======== Listed entries
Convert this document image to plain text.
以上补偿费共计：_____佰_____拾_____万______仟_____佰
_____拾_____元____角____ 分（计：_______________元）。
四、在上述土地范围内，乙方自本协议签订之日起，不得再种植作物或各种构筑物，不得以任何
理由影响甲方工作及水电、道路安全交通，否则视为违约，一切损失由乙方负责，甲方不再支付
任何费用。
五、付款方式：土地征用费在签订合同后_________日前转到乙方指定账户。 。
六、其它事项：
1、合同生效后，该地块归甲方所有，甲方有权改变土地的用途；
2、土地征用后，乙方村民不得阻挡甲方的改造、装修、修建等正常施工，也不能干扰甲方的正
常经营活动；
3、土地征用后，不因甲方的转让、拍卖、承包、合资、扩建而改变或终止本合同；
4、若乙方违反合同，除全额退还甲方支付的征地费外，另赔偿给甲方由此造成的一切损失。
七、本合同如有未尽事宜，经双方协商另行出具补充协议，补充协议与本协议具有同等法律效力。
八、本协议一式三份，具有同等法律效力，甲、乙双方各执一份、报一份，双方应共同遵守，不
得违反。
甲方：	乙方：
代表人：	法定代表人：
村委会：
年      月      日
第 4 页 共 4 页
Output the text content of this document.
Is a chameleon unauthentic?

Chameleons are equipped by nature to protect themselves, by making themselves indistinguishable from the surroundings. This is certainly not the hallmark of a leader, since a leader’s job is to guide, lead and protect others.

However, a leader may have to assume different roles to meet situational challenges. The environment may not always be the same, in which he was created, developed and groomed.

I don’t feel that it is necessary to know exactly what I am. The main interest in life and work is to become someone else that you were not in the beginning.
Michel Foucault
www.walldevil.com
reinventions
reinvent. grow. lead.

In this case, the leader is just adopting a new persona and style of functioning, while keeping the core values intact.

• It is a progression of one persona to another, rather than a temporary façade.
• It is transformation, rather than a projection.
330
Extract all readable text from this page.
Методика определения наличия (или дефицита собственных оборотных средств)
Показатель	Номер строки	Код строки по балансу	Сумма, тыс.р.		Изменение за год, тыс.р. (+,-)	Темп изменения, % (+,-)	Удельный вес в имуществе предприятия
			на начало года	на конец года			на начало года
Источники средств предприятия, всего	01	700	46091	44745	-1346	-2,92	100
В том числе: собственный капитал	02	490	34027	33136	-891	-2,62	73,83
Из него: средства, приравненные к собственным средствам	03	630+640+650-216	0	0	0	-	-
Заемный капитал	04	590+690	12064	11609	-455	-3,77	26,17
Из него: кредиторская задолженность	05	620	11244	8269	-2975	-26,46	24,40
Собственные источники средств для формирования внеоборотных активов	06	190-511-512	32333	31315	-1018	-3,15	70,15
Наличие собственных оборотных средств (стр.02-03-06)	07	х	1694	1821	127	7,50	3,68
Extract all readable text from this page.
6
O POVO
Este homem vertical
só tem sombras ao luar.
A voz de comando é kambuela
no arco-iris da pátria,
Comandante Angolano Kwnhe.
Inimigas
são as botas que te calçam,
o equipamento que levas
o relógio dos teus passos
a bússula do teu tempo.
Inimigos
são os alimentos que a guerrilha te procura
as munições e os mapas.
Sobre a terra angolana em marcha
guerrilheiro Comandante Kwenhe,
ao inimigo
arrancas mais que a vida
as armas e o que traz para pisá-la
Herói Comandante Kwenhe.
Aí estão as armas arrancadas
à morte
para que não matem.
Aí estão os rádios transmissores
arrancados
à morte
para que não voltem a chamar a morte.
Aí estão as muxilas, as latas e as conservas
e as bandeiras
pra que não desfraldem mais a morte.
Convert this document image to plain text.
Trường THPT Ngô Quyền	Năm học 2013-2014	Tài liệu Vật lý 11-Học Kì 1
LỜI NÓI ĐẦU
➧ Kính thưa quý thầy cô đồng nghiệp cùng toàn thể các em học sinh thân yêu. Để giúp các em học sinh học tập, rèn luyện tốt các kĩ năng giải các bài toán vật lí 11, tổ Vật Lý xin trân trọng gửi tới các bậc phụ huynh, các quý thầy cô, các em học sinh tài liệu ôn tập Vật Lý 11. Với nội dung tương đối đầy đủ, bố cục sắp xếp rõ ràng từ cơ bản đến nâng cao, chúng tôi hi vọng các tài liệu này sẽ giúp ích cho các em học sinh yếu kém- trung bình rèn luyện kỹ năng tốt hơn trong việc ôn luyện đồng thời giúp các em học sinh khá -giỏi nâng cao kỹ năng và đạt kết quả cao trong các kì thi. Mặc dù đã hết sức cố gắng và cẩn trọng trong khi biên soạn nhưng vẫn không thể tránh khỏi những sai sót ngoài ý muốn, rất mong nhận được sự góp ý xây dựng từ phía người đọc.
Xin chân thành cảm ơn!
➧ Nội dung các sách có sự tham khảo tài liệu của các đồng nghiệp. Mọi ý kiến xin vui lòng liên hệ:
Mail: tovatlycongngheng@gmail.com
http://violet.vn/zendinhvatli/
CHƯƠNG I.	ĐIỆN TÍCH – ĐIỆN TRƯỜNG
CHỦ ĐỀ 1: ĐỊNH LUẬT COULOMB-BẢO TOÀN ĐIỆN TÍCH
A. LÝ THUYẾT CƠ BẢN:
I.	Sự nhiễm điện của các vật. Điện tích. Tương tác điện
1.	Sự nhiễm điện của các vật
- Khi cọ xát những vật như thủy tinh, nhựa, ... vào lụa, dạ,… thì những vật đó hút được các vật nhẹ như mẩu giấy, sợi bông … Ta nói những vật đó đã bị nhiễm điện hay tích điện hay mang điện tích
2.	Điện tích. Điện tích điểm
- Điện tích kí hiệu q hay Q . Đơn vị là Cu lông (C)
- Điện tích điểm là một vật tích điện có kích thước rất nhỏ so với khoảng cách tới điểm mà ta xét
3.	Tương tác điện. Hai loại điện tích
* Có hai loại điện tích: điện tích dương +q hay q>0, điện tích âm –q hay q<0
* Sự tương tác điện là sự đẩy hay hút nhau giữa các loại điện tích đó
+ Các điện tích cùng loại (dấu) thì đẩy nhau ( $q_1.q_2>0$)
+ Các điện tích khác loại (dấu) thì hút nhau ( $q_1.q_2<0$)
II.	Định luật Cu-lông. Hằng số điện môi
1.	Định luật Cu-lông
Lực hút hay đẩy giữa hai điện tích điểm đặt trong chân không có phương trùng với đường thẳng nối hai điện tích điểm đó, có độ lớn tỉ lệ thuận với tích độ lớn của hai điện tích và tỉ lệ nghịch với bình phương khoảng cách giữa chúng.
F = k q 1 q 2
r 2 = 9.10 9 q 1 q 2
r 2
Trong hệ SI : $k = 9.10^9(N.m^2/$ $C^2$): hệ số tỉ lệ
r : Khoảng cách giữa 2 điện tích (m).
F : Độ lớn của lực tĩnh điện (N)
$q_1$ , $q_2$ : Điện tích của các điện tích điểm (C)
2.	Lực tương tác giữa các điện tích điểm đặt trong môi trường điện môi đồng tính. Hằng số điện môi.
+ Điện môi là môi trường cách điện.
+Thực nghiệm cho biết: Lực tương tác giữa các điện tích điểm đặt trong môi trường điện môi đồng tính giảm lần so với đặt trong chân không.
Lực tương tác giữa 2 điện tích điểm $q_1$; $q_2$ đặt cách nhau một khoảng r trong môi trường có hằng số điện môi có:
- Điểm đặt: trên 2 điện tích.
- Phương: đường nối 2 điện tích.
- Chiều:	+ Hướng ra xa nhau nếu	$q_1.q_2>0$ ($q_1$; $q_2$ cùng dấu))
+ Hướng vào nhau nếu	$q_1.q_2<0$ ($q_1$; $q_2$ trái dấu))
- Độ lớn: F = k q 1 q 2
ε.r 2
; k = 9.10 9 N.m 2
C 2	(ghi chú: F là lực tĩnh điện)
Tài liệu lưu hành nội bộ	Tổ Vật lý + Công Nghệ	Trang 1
================
> **Challenge**
Your task is to repeat the data exactly; please include every line.

> **Result for this task**
Convert this document image to plain text.
以上补偿费共计：_____佰_____拾_____万______仟_____佰
_____拾_____元____角____ 分（计：_______________元）。
四、在上述土地范围内，乙方自本协议签订之日起，不得再种植作物或各种构筑物，不得以任何
理由影响甲方工作及水电、道路安全交通，否则视为违约，一切损失由乙方负责，甲方不再支付
任何费用。
五、付款方式：土地征用费在签订合同后_________日前转到乙方指定账户。 。
六、其它事项：
1、合同生效后，该地块归甲方所有，甲方有权改变土地的用途；
2、土地征用后，乙方村民不得阻挡甲方的改造、装修、修建等正常施工，也不能干扰甲方的正
常经营活动；
3、土地征用后，不因甲方的转让、拍卖、承包、合资、扩建而改变或终止本合同；
4、若乙方违反合同，除全额退还甲方支付的征地费外，另赔偿给甲方由此造成的一切损失。
七、本合同如有未尽事宜，经双方协商另行出具补充协议，补充协议与本协议具有同等法律效力。
八、本协议一式三份，具有同等法律效力，甲、乙双方各执一份、报一份，双方应共同遵守，不
得违反。
甲方：	乙方：
代表人：	法定代表人：
村委会：
年      月      日
第 4 页 共 4 页
Output the text content of this document.
Is a chameleon unauthentic?

Chameleons are equipped by nature to protect themselves, by making themselves indistinguishable from the surroundings. This is certainly not the hallmark of a leader, since a leader’s job is to guide, lead and protect others.

However, a leader may have to assume different roles to meet situational challenges. The environment may not always be the same, in which he was created, developed and groomed.

I don’t feel that it is necessary to know exactly what I am. The main interest in life and work is to become someone else that you were not in the beginning.
Michel Foucault
www.walldevil.com
reinventions
reinvent. grow. lead.

In this case, the leader is just adopting a new persona and style of functioning, while keeping the core values intact.

• It is a progression of one persona to another, rather than a temporary façade.
• It is transformation, rather than a projection.
330
Extract all readable text from this page.
Методика определения наличия (или дефицита собственных оборотных средств)
Показатель	Номер строки	Код строки по балансу	Сумма, тыс.р.		Изменение за год, тыс.р. (+,-)	Темп изменения, % (+,-)	Удельный вес в имуществе предприятия
			на начало года	на конец года			на начало года
Источники средств предприятия, всего	01	700	46091	44745	-1346	-2,92	100
В том числе: собственный капитал	02	490	34027	33136	-891	-2,62	73,83
Из него: средства, приравненные к собственным средствам	03	630+640+650-216	0	0	0	-	-
Заемный капитал	04	590+690	12064	11609	-455	-3,77	26,17
Из него: кредиторская задолженность	05	620	11244	8269	-2975	-26,46	24,40
Собственные источники средств для формирования внеоборотных активов	06	190-511-512	32333	31315	-1018	-3,15	70,15
Наличие собственных оборотных средств (стр.02-03-06)	07	х	1694	1821	127	7,50	3,68
Extract all readable text from this page.
6
O POVO
Este homem vertical
só tem sombras ao luar.
A voz de comando é kambuela
no arco-iris da pátria,
Comandante Angolano Kwnhe.
Inimigas
são as botas que te calçam,
o equipamento que levas
o relógio dos teus passos
a bússula do teu tempo.
Inimigos
são os alimentos que a guerrilha te procura
as munições e os mapas.
Sobre a terra angolana em marcha
guerrilheiro Comandante Kwenhe,
ao inimigo
arrancas mais que a vida
as armas e o que traz para pisá-la
Herói Comandante Kwenhe.
Aí estão as armas arrancadas
à morte
para que não matem.
Aí estão os rádios transmissores
arrancados
à morte
para que não voltem a chamar a morte.
Aí estão as muxilas, as latas e as conservas
e as bandeiras
pra que não desfraldem mais a morte.
Convert this document image to plain text.
Trường THPT Ngô Quyền	Năm học 2013-2014	Tài liệu Vật lý 11-Học Kì 1
LỜI NÓI ĐẦU
➧ Kính thưa quý thầy cô đồng nghiệp cùng toàn thể các em học sinh thân yêu. Để giúp các em học sinh học tập, rèn luyện tốt các kĩ năng giải các bài toán vật lí 11, tổ Vật Lý xin trân trọng gửi tới các bậc phụ huynh, các quý thầy cô, các em học sinh tài liệu ôn tập Vật Lý 11. Với nội dung tương đối đầy đủ, bố cục sắp xếp rõ ràng từ cơ bản đến nâng cao, chúng tôi hi vọng các tài liệu này sẽ giúp ích cho các em học sinh yếu kém- trung bình rèn luyện kỹ năng tốt hơn trong việc ôn luyện đồng thời giúp các em học sinh khá -giỏi nâng cao kỹ năng và đạt kết quả cao trong các kì thi. Mặc dù đã hết sức cố gắng và cẩn trọng trong khi biên soạn nhưng vẫn không thể tránh khỏi những sai sót ngoài ý muốn, rất mong nhận được sự góp ý xây dựng từ phía người đọc.
Xin chân thành cảm ơn!
➧ Nội dung các sách có sự tham khảo tài liệu của các đồng nghiệp. Mọi ý kiến xin vui lòng liên hệ:
Mail: tovatlycongngheng@gmail.com
http://violet.vn/zendinhvatli/
CHƯƠNG I.	ĐIỆN TÍCH – ĐIỆN TRƯỜNG
CHỦ ĐỀ 1: ĐỊNH LUẬT COULOMB-BẢO TOÀN ĐIỆN TÍCH
A. LÝ THUYẾT CƠ BẢN:
I.	Sự nhiễm điện của các vật. Điện tích. Tương tác điện
1.	Sự nhiễm điện của các vật
- Khi cọ xát những vật như thủy tinh, nhựa, ... vào lụa, dạ,… thì những vật đó hút được các vật nhẹ như mẩu giấy, sợi bông … Ta nói những vật đó đã bị nhiễm điện hay tích điện hay mang điện tích
2.	Điện tích. Điện tích điểm
- Điện tích kí hiệu q hay Q . Đơn vị là Cu lông (C)
- Điện tích điểm là một vật tích điện có kích thước rất nhỏ so với khoảng cách tới điểm mà ta xét
3.	Tương tác điện. Hai loại điện tích
* Có hai loại điện tích: điện tích dương +q hay q>0, điện tích âm –q hay q<0
* Sự tương tác điện là sự đẩy hay hút nhau giữa các loại điện tích đó
+ Các điện tích cùng loại (dấu) thì đẩy nhau ( $q_1.q_2>0$)
+ Các điện tích khác loại (dấu) thì hút nhau ( $q_1.q_2<0$)
II.	Định luật Cu-lông. Hằng số điện môi
1.	Định luật Cu-lông
Lực hút hay đẩy giữa hai điện tích điểm đặt trong chân không có phương trùng với đường thẳng nối hai điện tích điểm đó, có độ lớn tỉ lệ thuận với tích độ lớn của hai điện tích và tỉ lệ nghịch với bình phương khoảng cách giữa chúng.
F = k q 1 q 2
r 2 = 9.10 9 q 1 q 2
r 2
Trong hệ SI : $k = 9.10^9(N.m^2/$ $C^2$): hệ số tỉ lệ
r : Khoảng cách giữa 2 điện tích (m).
F : Độ lớn của lực tĩnh điện (N)
$q_1$ , $q_2$ : Điện tích của các điện tích điểm (C)
2.	Lực tương tác giữa các điện tích điểm đặt trong môi trường điện môi đồng tính. Hằng số điện môi.
+ Điện môi là môi trường cách điện.
+Thực nghiệm cho biết: Lực tương tác giữa các điện tích điểm đặt trong môi trường điện môi đồng tính giảm lần so với đặt trong chân không.
Lực tương tác giữa 2 điện tích điểm $q_1$; $q_2$ đặt cách nhau một khoảng r trong môi trường có hằng số điện môi có:
- Điểm đặt: trên 2 điện tích.
- Phương: đường nối 2 điện tích.
- Chiều:	+ Hướng ra xa nhau nếu	$q_1.q_2>0$ ($q_1$; $q_2$ cùng dấu))
+ Hướng vào nhau nếu	$q_1.q_2<0$ ($q_1$; $q_2$ trái dấu))
- Độ lớn: F = k q 1 q 2
ε.r 2
; k = 9.10 9 N.m 2
C 2	(ghi chú: F là lực tĩnh điện)
Tài liệu lưu hành nội bộ	Tổ Vật lý + Công Nghệ	Trang 1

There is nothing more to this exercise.